MATERIAL SHOWN »
************

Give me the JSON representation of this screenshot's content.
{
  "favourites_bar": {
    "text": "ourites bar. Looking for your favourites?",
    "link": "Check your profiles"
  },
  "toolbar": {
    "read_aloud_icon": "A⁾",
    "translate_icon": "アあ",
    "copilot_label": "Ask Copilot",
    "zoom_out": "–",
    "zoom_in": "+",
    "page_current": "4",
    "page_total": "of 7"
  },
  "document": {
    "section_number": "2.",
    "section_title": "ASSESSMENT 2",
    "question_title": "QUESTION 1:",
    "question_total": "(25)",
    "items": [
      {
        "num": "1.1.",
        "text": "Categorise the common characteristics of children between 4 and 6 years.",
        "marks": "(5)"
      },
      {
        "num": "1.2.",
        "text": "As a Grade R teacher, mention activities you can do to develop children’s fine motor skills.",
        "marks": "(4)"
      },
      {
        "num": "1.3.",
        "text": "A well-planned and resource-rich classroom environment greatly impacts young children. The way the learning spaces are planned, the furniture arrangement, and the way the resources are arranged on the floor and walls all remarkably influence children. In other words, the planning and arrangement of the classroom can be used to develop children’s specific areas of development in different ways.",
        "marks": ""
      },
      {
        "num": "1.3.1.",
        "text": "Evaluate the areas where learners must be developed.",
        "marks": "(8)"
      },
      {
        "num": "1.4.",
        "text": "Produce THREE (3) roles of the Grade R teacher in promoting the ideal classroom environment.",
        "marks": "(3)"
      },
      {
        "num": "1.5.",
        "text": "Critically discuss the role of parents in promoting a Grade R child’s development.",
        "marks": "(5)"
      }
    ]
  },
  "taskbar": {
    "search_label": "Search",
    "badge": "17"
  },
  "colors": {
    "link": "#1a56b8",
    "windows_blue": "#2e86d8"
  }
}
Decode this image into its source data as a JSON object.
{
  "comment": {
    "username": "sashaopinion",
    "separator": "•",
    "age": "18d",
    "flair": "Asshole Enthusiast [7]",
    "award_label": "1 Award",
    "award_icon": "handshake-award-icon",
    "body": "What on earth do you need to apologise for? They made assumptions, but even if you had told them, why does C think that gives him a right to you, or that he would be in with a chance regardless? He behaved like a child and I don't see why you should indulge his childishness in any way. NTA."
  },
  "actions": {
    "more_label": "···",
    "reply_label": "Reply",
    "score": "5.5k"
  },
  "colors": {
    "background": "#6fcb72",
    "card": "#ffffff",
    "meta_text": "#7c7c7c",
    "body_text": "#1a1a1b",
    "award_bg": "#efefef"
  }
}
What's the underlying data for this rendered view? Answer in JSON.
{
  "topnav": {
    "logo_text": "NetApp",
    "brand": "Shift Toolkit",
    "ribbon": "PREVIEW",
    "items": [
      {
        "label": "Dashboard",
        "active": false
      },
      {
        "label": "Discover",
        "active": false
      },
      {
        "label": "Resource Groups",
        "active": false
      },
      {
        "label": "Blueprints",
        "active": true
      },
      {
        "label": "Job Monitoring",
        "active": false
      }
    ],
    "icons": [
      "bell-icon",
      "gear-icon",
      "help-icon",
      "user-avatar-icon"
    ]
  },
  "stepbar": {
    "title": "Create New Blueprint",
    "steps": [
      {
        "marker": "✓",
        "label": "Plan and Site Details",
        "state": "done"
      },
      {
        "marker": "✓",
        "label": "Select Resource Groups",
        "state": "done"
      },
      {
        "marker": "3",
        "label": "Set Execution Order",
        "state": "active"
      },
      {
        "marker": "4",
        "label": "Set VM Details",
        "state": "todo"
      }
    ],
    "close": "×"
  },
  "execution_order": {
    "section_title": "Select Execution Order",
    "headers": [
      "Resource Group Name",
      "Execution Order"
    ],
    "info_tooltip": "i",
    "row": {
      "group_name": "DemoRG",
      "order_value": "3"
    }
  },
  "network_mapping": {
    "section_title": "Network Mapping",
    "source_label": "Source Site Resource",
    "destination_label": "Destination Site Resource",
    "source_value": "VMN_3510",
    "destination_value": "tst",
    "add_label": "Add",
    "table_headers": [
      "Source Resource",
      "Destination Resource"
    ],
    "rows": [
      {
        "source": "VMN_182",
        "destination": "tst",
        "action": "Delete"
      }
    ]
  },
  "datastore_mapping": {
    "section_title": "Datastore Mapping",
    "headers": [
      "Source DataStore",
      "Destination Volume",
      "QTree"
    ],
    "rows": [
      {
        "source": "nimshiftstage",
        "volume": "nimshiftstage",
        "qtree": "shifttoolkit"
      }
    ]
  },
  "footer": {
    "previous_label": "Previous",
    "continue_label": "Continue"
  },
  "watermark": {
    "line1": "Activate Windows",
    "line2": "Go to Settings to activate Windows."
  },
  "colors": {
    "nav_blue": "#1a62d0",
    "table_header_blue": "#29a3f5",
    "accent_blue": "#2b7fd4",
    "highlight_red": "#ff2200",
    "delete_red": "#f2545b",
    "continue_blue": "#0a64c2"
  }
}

************

TASK REQUIREMENTS »
Each record above must be given again exactly.

WRITTEN RESPONSE »
Give me the JSON representation of this screenshot's content.
{
  "favourites_bar": {
    "text": "ourites bar. Looking for your favourites?",
    "link": "Check your profiles"
  },
  "toolbar": {
    "read_aloud_icon": "A⁾",
    "translate_icon": "アあ",
    "copilot_label": "Ask Copilot",
    "zoom_out": "–",
    "zoom_in": "+",
    "page_current": "4",
    "page_total": "of 7"
  },
  "document": {
    "section_number": "2.",
    "section_title": "ASSESSMENT 2",
    "question_title": "QUESTION 1:",
    "question_total": "(25)",
    "items": [
      {
        "num": "1.1.",
        "text": "Categorise the common characteristics of children between 4 and 6 years.",
        "marks": "(5)"
      },
      {
        "num": "1.2.",
        "text": "As a Grade R teacher, mention activities you can do to develop children’s fine motor skills.",
        "marks": "(4)"
      },
      {
        "num": "1.3.",
        "text": "A well-planned and resource-rich classroom environment greatly impacts young children. The way the learning spaces are planned, the furniture arrangement, and the way the resources are arranged on the floor and walls all remarkably influence children. In other words, the planning and arrangement of the classroom can be used to develop children’s specific areas of development in different ways.",
        "marks": ""
      },
      {
        "num": "1.3.1.",
        "text": "Evaluate the areas where learners must be developed.",
        "marks": "(8)"
      },
      {
        "num": "1.4.",
        "text": "Produce THREE (3) roles of the Grade R teacher in promoting the ideal classroom environment.",
        "marks": "(3)"
      },
      {
        "num": "1.5.",
        "text": "Critically discuss the role of parents in promoting a Grade R child’s development.",
        "marks": "(5)"
      }
    ]
  },
  "taskbar": {
    "search_label": "Search",
    "badge": "17"
  },
  "colors": {
    "link": "#1a56b8",
    "windows_blue": "#2e86d8"
  }
}
Decode this image into its source data as a JSON object.
{
  "comment": {
    "username": "sashaopinion",
    "separator": "•",
    "age": "18d",
    "flair": "Asshole Enthusiast [7]",
    "award_label": "1 Award",
    "award_icon": "handshake-award-icon",
    "body": "What on earth do you need to apologise for? They made assumptions, but even if you had told them, why does C think that gives him a right to you, or that he would be in with a chance regardless? He behaved like a child and I don't see why you should indulge his childishness in any way. NTA."
  },
  "actions": {
    "more_label": "···",
    "reply_label": "Reply",
    "score": "5.5k"
  },
  "colors": {
    "background": "#6fcb72",
    "card": "#ffffff",
    "meta_text": "#7c7c7c",
    "body_text": "#1a1a1b",
    "award_bg": "#efefef"
  }
}
What's the underlying data for this rendered view? Answer in JSON.
{
  "topnav": {
    "logo_text": "NetApp",
    "brand": "Shift Toolkit",
    "ribbon": "PREVIEW",
    "items": [
      {
        "label": "Dashboard",
        "active": false
      },
      {
        "label": "Discover",
        "active": false
      },
      {
        "label": "Resource Groups",
        "active": false
      },
      {
        "label": "Blueprints",
        "active": true
      },
      {
        "label": "Job Monitoring",
        "active": false
      }
    ],
    "icons": [
      "bell-icon",
      "gear-icon",
      "help-icon",
      "user-avatar-icon"
    ]
  },
  "stepbar": {
    "title": "Create New Blueprint",
    "steps": [
      {
        "marker": "✓",
        "label": "Plan and Site Details",
        "state": "done"
      },
      {
        "marker": "✓",
        "label": "Select Resource Groups",
        "state": "done"
      },
      {
        "marker": "3",
        "label": "Set Execution Order",
        "state": "active"
      },
      {
        "marker": "4",
        "label": "Set VM Details",
        "state": "todo"
      }
    ],
    "close": "×"
  },
  "execution_order": {
    "section_title": "Select Execution Order",
    "headers": [
      "Resource Group Name",
      "Execution Order"
    ],
    "info_tooltip": "i",
    "row": {
      "group_name": "DemoRG",
      "order_value": "3"
    }
  },
  "network_mapping": {
    "section_title": "Network Mapping",
    "source_label": "Source Site Resource",
    "destination_label": "Destination Site Resource",
    "source_value": "VMN_3510",
    "destination_value": "tst",
    "add_label": "Add",
    "table_headers": [
      "Source Resource",
      "Destination Resource"
    ],
    "rows": [
      {
        "source": "VMN_182",
        "destination": "tst",
        "action": "Delete"
      }
    ]
  },
  "datastore_mapping": {
    "section_title": "Datastore Mapping",
    "headers": [
      "Source DataStore",
      "Destination Volume",
      "QTree"
    ],
    "rows": [
      {
        "source": "nimshiftstage",
        "volume": "nimshiftstage",
        "qtree": "shifttoolkit"
      }
    ]
  },
  "footer": {
    "previous_label": "Previous",
    "continue_label": "Continue"
  },
  "watermark": {
    "line1": "Activate Windows",
    "line2": "Go to Settings to activate Windows."
  },
  "colors": {
    "nav_blue": "#1a62d0",
    "table_header_blue": "#29a3f5",
    "accent_blue": "#2b7fd4",
    "highlight_red": "#ff2200",
    "delete_red": "#f2545b",
    "continue_blue": "#0a64c2"
  }
}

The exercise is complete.